Problem description -
Gather all lines from the material that contain the word "Cykelstölder".

· · · · ·

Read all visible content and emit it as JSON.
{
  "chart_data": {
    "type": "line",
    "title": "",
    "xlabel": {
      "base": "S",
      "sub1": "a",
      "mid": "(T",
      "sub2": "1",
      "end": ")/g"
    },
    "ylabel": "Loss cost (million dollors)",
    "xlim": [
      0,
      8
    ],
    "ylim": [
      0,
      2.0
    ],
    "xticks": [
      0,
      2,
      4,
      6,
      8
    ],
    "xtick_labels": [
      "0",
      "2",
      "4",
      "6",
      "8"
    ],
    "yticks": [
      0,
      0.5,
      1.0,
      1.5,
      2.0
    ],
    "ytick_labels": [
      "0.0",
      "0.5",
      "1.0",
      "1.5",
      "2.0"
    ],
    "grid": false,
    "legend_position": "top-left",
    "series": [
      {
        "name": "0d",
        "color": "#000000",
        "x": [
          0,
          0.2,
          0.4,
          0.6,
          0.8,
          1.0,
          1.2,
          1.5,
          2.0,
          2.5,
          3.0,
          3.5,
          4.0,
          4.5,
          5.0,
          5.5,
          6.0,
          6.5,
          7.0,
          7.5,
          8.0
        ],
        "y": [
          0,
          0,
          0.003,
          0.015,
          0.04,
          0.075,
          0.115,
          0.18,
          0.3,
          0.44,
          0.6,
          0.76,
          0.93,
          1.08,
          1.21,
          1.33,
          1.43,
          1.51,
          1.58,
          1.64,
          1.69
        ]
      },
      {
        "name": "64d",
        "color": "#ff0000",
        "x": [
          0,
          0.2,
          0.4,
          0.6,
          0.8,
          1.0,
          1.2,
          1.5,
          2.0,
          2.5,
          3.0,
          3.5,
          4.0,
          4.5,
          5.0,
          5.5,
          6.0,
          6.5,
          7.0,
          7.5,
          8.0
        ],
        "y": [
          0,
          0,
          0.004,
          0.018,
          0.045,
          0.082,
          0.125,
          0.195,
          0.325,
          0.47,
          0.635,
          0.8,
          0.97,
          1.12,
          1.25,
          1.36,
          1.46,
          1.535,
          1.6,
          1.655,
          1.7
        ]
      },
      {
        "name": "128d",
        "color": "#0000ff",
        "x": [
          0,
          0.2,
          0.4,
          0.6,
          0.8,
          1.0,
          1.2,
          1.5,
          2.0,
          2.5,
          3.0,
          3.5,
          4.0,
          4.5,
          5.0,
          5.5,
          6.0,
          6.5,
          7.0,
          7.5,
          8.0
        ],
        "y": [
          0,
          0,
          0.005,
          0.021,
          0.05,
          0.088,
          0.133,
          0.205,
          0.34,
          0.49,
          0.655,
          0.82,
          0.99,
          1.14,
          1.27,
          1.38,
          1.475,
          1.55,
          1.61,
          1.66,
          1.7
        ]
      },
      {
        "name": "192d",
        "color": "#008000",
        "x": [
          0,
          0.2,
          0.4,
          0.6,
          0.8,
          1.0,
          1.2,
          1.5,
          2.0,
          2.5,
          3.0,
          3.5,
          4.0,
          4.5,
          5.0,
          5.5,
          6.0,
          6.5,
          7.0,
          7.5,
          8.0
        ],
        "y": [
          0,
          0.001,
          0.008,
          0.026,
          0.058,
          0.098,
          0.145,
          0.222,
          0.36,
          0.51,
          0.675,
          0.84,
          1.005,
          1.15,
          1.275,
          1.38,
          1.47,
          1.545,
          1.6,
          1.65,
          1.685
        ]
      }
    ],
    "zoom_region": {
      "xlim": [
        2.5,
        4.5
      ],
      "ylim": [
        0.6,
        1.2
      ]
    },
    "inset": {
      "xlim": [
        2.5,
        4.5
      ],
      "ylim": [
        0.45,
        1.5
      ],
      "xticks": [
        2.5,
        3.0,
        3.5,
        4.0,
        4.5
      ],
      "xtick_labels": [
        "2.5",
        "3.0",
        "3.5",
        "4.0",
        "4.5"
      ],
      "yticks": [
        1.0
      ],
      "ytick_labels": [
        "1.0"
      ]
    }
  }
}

· · · · ·

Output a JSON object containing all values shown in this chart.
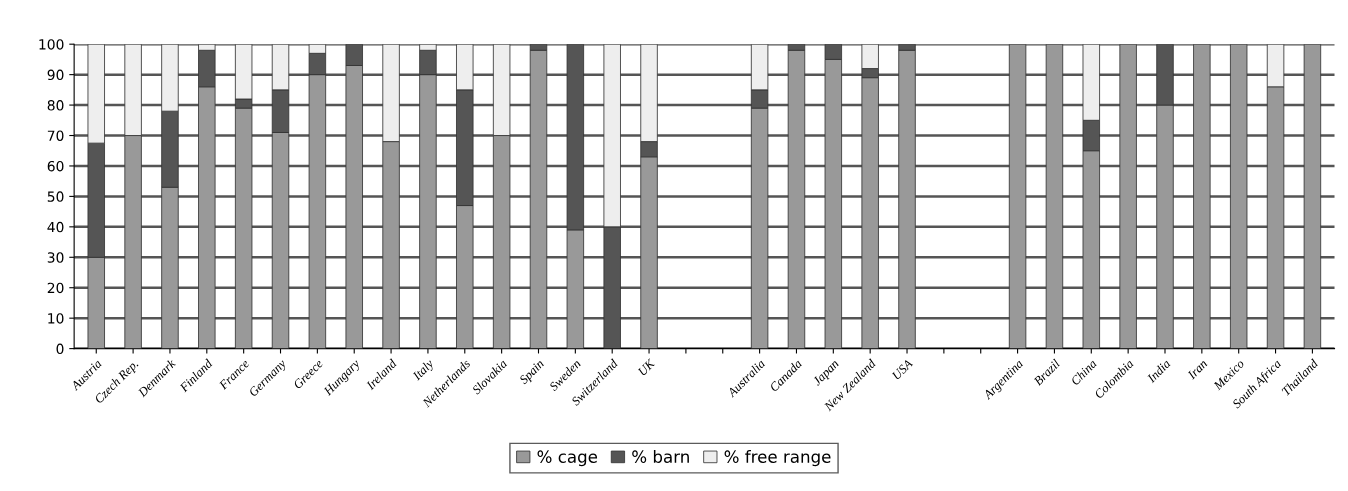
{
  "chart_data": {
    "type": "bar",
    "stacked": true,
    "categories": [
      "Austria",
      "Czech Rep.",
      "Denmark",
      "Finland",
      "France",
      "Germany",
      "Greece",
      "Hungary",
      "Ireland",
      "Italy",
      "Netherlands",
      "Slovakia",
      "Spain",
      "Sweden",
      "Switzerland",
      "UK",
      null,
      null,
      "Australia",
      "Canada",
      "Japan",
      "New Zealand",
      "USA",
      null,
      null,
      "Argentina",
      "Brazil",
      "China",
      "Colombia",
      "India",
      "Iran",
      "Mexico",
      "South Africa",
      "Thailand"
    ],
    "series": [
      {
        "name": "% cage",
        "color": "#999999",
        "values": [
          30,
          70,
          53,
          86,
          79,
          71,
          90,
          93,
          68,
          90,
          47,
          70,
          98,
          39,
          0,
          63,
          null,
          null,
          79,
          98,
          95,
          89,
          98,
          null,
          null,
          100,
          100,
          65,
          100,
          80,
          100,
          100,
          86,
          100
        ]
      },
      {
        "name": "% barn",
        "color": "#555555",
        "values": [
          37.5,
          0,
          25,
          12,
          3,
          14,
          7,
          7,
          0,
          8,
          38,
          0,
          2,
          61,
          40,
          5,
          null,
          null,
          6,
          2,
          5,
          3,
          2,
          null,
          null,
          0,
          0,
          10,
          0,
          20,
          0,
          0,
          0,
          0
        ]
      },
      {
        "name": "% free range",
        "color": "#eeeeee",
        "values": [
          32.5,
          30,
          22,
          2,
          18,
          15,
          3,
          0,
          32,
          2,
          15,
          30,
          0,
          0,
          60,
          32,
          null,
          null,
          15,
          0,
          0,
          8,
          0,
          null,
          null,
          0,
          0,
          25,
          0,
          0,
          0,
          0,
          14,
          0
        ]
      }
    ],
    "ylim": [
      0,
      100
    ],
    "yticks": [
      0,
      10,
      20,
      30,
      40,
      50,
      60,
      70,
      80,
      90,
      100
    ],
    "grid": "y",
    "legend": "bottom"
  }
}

· · · · ·

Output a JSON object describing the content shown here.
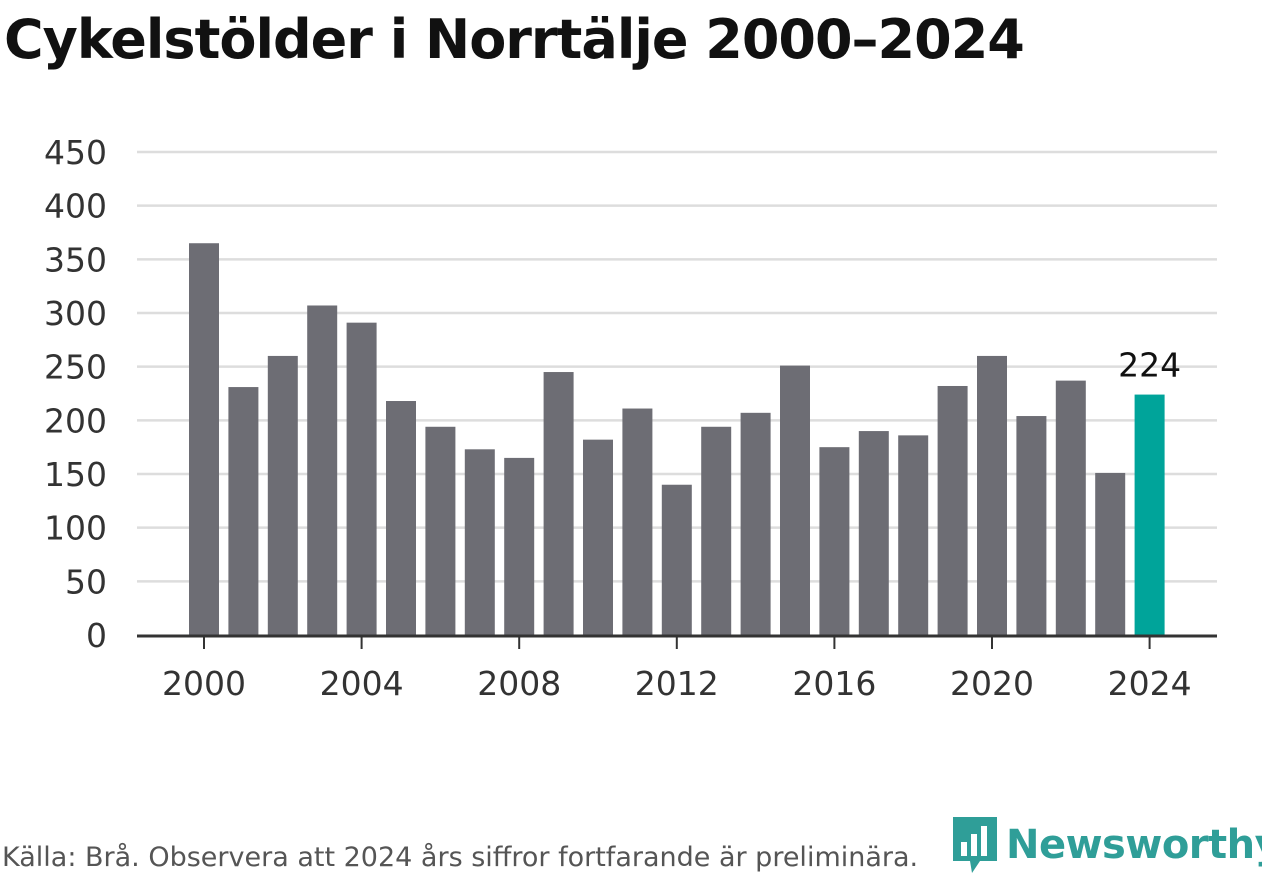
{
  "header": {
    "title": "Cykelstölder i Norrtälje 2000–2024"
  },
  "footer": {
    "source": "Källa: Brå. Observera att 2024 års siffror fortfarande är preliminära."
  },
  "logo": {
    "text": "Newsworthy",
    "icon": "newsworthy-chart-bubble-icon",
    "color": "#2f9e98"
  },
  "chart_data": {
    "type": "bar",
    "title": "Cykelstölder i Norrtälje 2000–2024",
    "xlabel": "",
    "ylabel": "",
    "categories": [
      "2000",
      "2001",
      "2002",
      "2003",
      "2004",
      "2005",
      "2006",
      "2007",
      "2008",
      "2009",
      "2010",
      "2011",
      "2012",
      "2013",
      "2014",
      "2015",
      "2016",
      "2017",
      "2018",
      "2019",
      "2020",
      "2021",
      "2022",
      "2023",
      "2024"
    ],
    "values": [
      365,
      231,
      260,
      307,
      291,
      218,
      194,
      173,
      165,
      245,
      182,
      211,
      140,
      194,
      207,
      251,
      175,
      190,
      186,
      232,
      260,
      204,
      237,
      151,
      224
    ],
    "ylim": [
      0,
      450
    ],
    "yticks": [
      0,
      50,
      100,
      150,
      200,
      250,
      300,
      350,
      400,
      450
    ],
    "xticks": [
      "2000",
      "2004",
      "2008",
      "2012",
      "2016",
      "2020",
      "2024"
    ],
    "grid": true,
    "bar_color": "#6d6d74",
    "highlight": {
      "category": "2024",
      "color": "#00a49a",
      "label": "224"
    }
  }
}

· · · · ·

Response -
    "title": "Cykelstölder i Norrtälje 2000–2024"
    "title": "Cykelstölder i Norrtälje 2000–2024",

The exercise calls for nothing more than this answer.